__PROBLEM REQUIREMENTS__: In the data below, find each line containing the string "Ligue" and return it.

##### RECORD EXTRACTS #####

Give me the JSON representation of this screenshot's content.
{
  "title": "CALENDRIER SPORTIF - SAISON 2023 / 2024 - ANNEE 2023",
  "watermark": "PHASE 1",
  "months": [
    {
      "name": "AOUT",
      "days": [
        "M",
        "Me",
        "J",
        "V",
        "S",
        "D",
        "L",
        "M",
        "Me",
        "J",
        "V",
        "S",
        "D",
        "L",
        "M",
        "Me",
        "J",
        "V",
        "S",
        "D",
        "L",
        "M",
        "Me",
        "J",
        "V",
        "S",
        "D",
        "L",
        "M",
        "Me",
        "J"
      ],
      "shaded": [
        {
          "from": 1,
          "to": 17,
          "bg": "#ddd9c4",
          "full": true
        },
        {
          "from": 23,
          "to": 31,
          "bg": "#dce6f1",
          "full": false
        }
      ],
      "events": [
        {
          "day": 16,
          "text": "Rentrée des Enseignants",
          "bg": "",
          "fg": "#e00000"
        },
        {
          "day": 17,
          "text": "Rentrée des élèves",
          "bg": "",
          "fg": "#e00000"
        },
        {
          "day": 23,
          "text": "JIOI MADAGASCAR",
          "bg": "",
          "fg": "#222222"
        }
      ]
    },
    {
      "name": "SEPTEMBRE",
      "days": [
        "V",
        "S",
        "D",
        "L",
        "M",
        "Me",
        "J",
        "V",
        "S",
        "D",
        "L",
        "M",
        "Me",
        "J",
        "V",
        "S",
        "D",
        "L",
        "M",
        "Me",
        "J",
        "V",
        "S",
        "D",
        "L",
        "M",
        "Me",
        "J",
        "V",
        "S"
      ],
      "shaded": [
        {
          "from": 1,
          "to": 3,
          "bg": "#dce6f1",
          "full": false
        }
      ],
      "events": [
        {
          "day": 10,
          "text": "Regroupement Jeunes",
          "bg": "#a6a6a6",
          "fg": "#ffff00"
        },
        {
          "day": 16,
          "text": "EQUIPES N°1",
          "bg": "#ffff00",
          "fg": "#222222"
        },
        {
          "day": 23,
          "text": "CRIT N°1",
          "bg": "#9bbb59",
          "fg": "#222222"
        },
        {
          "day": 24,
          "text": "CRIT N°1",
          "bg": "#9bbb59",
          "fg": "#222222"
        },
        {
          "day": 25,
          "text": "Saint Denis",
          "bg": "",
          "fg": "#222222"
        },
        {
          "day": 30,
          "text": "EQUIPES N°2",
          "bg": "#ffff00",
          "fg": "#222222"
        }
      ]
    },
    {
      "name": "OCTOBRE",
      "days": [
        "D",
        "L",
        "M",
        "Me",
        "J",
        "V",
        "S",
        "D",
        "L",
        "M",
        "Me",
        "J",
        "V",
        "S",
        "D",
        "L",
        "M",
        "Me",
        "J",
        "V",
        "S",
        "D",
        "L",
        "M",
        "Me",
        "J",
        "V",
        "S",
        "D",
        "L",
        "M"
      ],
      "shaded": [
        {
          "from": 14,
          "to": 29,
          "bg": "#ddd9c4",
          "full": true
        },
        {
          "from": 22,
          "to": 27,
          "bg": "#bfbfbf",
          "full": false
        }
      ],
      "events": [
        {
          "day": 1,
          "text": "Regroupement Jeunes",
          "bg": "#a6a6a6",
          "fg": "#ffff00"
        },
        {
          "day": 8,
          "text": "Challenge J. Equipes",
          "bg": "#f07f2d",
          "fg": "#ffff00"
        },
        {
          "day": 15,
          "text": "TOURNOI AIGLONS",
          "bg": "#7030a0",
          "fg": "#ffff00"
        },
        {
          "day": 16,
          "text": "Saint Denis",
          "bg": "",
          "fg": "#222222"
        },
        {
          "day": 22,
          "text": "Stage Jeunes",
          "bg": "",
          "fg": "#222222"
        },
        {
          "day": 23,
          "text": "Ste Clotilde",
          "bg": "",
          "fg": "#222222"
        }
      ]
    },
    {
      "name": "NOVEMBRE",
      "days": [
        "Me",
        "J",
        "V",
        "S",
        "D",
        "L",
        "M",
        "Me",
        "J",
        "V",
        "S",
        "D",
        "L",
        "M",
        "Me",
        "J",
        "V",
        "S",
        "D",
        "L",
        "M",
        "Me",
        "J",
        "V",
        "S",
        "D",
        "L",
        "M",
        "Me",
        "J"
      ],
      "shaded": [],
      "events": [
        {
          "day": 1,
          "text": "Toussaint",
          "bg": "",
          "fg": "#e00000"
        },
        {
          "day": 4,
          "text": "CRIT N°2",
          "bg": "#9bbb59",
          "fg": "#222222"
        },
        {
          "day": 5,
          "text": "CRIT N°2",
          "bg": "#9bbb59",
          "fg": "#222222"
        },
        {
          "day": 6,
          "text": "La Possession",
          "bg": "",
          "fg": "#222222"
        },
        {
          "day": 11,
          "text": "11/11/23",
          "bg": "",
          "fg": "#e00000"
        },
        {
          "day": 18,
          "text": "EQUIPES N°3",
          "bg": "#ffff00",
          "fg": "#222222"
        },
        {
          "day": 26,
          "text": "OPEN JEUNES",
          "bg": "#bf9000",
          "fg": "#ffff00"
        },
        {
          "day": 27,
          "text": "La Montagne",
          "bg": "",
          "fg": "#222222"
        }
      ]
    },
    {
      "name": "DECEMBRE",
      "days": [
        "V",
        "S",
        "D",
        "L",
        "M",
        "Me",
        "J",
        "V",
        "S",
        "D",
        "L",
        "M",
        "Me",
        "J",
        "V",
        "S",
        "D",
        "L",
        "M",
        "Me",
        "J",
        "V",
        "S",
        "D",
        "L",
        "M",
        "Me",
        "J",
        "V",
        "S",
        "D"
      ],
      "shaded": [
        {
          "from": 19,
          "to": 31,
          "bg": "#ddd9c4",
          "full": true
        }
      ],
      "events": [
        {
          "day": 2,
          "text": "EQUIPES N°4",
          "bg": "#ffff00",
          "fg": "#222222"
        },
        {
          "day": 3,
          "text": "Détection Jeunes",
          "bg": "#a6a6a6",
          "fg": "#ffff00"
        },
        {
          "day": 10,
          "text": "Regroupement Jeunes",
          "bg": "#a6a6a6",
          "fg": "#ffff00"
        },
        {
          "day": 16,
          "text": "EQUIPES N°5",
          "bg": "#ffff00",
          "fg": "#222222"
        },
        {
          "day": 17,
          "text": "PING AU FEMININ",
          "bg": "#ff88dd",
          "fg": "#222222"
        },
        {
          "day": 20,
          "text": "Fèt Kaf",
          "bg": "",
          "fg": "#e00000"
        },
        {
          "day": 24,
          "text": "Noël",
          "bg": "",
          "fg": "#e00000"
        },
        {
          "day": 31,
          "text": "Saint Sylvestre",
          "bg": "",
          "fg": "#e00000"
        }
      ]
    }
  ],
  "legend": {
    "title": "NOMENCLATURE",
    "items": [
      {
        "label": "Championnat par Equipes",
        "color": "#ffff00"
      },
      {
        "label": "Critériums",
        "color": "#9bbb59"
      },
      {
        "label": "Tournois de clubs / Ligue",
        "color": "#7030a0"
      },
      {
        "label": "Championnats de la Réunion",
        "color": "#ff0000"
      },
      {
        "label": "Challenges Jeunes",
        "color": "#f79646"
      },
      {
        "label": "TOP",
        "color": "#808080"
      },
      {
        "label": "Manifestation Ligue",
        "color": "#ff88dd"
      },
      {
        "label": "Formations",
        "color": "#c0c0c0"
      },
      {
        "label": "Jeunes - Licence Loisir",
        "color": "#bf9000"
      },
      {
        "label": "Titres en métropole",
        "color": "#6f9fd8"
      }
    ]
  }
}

#####

__WRITTEN RESPONSE__:
        "label": "Tournois de clubs / Ligue",
        "label": "Manifestation Ligue",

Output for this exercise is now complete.